**** Data ****

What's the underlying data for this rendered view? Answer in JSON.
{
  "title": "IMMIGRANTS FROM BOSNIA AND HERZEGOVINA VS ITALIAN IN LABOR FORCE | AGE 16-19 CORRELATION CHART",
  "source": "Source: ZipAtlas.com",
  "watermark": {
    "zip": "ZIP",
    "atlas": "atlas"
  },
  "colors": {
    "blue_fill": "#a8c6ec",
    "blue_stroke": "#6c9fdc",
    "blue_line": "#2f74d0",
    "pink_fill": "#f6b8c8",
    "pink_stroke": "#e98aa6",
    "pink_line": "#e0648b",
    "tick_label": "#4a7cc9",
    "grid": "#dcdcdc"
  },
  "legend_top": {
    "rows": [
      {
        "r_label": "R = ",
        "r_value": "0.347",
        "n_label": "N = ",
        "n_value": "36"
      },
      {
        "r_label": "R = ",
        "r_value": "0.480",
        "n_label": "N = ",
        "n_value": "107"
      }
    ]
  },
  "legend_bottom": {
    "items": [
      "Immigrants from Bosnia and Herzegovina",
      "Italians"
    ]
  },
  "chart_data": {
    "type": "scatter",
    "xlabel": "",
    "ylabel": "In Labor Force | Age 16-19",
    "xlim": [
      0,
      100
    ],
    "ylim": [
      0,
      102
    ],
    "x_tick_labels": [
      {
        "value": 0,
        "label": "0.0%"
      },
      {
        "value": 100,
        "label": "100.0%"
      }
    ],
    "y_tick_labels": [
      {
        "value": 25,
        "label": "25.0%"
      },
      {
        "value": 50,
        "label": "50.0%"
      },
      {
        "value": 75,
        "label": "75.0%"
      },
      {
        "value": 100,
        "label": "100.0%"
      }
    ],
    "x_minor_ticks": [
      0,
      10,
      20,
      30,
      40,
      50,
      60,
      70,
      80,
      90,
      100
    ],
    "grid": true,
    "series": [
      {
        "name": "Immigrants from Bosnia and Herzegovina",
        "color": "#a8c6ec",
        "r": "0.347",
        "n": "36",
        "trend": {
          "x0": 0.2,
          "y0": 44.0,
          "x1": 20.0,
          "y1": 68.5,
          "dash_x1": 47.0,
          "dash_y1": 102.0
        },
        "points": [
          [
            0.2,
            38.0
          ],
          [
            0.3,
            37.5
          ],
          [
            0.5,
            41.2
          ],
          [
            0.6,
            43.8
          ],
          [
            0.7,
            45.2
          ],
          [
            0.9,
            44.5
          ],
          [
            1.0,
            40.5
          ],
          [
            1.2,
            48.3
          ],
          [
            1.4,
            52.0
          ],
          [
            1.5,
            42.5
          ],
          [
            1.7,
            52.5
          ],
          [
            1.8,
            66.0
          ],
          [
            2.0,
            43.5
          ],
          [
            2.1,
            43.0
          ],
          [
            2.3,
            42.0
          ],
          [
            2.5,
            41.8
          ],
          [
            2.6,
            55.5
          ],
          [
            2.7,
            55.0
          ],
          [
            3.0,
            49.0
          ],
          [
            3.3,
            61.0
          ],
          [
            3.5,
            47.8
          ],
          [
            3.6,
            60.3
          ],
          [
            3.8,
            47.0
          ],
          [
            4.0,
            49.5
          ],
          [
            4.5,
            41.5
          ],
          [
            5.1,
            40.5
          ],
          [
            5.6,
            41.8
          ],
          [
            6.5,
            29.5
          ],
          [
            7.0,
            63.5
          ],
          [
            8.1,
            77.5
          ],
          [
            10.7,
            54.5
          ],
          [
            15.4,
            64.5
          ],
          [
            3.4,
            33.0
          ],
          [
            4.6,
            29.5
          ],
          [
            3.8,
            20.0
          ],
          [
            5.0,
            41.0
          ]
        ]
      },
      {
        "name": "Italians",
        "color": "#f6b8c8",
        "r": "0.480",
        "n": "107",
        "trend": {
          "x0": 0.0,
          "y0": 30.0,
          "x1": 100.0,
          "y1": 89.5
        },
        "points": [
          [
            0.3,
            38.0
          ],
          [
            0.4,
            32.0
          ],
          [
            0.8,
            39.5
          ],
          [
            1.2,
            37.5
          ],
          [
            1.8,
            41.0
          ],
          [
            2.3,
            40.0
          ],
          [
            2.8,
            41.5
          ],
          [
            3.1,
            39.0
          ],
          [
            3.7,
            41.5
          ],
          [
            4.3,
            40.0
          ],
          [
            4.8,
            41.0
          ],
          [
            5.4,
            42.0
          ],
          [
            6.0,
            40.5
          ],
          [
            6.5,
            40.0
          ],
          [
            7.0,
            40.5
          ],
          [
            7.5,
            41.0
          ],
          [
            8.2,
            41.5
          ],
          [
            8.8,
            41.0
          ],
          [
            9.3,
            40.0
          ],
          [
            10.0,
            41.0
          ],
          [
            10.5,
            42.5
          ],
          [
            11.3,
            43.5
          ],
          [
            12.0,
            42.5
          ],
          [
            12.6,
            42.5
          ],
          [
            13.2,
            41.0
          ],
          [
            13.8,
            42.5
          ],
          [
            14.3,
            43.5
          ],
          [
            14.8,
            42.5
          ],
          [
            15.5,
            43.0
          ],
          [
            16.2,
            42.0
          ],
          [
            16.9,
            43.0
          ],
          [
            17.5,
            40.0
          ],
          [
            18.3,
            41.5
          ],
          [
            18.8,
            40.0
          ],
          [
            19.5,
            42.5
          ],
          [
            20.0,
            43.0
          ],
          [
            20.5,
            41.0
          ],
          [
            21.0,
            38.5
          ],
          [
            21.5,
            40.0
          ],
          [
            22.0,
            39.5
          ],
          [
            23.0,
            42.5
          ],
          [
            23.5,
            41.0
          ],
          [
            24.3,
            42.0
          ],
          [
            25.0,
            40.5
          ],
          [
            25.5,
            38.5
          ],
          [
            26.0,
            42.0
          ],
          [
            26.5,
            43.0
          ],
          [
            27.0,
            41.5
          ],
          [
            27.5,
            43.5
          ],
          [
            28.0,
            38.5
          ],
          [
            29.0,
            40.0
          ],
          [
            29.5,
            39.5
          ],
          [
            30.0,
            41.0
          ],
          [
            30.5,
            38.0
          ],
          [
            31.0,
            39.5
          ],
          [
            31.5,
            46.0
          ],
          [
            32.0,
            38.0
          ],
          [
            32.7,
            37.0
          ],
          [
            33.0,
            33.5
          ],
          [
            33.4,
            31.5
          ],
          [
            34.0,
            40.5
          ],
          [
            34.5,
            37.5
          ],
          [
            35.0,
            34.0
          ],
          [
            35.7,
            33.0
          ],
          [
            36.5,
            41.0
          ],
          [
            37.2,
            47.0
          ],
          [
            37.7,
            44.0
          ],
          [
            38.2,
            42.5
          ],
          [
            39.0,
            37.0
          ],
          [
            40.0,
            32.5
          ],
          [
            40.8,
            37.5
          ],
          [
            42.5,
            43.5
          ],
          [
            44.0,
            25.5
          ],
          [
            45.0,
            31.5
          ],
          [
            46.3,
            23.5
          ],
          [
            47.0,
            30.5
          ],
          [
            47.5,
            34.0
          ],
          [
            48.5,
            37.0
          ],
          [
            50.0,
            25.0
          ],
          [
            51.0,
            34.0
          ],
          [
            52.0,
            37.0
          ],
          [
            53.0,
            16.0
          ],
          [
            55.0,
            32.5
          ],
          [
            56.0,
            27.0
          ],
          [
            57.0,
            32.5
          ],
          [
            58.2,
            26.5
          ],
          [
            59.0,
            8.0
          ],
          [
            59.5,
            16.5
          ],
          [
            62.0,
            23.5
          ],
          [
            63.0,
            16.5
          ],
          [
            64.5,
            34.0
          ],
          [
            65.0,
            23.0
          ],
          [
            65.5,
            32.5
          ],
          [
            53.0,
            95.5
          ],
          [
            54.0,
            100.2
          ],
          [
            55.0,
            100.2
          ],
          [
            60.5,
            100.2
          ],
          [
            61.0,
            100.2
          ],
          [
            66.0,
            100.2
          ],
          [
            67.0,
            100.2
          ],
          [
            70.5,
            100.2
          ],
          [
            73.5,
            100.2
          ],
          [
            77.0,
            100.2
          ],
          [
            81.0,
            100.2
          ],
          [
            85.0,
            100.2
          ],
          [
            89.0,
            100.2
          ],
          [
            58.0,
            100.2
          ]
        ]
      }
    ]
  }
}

****

What you have to do>
Looking at the records above, say how many lines hold the string "name". Write nothing but the number.

Written response>
2